#### [Set task]
Select every line holding the word "think" and copy it.

↓

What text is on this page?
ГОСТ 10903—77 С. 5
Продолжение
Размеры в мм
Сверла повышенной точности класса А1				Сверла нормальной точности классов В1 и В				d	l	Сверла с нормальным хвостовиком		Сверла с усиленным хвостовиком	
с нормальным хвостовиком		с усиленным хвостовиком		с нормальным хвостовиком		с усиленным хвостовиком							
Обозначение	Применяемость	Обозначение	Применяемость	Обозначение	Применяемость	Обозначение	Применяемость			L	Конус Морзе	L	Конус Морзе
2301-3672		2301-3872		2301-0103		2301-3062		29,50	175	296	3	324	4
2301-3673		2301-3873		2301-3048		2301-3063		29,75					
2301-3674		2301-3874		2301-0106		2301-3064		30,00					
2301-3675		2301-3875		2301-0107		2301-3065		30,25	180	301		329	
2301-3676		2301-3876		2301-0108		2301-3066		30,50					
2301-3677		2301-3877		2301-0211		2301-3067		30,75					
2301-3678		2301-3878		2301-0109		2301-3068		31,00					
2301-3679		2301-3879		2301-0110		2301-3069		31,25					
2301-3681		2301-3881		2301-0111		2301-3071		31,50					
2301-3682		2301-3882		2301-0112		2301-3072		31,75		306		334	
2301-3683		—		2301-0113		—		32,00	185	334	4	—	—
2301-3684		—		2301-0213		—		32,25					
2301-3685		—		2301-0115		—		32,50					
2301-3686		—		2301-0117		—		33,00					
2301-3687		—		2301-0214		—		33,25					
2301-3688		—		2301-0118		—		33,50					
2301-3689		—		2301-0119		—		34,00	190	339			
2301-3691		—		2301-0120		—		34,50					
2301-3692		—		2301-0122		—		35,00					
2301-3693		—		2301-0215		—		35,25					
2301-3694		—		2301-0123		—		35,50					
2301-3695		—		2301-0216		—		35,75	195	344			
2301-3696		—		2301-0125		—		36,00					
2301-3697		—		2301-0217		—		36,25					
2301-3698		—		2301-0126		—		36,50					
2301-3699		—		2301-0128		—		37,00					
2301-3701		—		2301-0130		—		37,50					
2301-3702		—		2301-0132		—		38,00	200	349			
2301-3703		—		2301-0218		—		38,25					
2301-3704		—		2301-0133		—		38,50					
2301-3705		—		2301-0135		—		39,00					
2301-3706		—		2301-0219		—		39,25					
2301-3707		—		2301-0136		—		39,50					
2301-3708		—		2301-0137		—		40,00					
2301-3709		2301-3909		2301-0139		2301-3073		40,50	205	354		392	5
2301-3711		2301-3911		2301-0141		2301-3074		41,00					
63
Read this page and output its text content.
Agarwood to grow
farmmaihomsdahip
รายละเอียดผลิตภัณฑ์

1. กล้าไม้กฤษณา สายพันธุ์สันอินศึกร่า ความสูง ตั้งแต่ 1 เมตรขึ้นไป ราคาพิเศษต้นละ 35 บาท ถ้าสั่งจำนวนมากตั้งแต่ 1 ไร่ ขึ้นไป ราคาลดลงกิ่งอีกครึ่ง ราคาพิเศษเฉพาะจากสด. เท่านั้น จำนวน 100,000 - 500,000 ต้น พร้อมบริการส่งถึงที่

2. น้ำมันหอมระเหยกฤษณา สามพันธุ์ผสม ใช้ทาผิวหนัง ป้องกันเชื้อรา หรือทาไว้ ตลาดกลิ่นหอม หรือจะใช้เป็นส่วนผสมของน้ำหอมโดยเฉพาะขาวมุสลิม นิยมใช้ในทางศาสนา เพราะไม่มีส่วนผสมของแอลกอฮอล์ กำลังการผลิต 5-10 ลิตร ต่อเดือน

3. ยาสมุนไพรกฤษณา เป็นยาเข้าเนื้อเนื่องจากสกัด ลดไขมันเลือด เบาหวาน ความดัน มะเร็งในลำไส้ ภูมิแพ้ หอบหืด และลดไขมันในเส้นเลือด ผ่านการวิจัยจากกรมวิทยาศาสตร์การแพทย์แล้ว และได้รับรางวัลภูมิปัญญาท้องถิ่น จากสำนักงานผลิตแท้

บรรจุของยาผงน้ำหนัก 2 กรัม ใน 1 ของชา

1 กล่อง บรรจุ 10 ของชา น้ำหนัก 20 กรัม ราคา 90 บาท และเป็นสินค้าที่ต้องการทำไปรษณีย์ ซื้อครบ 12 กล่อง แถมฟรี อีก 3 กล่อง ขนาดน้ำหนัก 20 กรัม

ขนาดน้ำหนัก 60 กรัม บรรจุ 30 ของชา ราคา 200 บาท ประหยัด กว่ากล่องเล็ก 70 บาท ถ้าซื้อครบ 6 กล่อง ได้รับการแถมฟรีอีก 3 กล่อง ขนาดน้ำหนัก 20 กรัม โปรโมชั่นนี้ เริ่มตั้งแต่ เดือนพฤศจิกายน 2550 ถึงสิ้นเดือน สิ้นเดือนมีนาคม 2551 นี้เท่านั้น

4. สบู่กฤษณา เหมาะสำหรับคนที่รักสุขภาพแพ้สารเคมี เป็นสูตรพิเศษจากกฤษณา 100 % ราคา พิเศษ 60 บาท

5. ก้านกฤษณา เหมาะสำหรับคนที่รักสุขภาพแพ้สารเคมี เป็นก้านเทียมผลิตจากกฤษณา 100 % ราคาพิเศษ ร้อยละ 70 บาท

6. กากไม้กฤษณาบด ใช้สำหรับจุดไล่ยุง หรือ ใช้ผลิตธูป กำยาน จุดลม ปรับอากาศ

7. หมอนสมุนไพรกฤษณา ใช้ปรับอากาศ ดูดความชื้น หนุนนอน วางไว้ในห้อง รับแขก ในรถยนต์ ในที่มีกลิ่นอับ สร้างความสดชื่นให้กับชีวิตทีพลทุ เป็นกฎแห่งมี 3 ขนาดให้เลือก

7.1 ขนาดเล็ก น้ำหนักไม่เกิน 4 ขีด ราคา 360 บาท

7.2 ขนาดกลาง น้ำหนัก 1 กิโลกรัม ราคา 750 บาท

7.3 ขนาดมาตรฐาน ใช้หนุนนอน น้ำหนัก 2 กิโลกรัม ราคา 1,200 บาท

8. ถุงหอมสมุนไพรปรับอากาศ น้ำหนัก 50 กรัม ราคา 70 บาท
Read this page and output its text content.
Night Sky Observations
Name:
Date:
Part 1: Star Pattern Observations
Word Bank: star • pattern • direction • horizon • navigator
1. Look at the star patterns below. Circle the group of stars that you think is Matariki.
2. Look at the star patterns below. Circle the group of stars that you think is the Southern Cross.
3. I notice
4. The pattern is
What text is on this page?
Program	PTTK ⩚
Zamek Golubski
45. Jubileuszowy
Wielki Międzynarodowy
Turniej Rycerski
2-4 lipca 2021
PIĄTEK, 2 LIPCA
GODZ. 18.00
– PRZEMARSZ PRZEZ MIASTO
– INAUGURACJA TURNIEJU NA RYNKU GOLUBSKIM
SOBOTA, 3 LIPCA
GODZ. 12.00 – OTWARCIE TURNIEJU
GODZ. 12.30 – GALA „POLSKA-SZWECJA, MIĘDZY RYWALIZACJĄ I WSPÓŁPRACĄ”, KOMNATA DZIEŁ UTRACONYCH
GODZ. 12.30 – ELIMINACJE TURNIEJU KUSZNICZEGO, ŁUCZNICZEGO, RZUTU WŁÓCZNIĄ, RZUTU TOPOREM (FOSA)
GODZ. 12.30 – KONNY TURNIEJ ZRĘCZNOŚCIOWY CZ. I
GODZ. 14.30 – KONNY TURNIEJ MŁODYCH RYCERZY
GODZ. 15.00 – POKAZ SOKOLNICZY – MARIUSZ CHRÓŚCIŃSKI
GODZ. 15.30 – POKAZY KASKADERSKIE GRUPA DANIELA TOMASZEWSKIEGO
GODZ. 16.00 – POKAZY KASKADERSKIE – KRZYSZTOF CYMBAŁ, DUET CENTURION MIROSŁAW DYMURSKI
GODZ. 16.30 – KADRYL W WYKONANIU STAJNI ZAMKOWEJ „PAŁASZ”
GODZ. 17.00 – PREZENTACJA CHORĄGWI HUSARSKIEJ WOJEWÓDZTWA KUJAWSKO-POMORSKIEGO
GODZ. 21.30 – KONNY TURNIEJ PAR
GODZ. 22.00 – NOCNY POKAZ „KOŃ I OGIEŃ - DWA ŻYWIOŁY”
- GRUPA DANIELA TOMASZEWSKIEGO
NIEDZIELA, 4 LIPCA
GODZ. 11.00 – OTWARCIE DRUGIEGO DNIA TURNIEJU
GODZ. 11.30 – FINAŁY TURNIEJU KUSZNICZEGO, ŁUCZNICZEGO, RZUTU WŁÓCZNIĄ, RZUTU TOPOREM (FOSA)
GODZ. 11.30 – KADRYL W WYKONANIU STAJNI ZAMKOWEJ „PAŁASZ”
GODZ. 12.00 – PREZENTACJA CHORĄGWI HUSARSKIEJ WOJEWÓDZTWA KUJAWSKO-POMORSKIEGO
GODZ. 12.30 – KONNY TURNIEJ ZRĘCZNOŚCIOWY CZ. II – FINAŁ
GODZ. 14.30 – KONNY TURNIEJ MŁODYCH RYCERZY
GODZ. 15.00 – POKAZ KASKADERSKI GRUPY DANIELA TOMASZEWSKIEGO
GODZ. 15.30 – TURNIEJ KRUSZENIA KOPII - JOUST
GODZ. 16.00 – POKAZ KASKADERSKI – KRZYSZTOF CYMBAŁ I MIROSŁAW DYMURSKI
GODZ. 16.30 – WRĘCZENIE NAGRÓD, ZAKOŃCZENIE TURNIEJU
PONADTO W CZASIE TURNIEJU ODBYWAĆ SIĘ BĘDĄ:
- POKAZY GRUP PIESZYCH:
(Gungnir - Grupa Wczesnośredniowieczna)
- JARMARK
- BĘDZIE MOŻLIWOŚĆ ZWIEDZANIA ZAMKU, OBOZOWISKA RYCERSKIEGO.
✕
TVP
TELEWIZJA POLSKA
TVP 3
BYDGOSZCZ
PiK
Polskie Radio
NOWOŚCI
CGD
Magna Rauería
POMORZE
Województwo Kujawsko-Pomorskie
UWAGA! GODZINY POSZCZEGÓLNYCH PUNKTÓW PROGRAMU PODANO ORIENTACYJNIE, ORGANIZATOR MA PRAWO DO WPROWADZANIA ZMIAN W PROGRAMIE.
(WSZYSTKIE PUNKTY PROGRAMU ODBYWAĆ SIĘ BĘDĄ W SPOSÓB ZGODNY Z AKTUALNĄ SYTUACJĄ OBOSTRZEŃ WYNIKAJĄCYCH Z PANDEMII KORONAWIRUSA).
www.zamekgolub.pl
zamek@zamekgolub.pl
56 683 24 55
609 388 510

↑

#### [The completed task]
1. Look at the star patterns below. Circle the group of stars that you think is Matariki.
2. Look at the star patterns below. Circle the group of stars that you think is the Southern Cross.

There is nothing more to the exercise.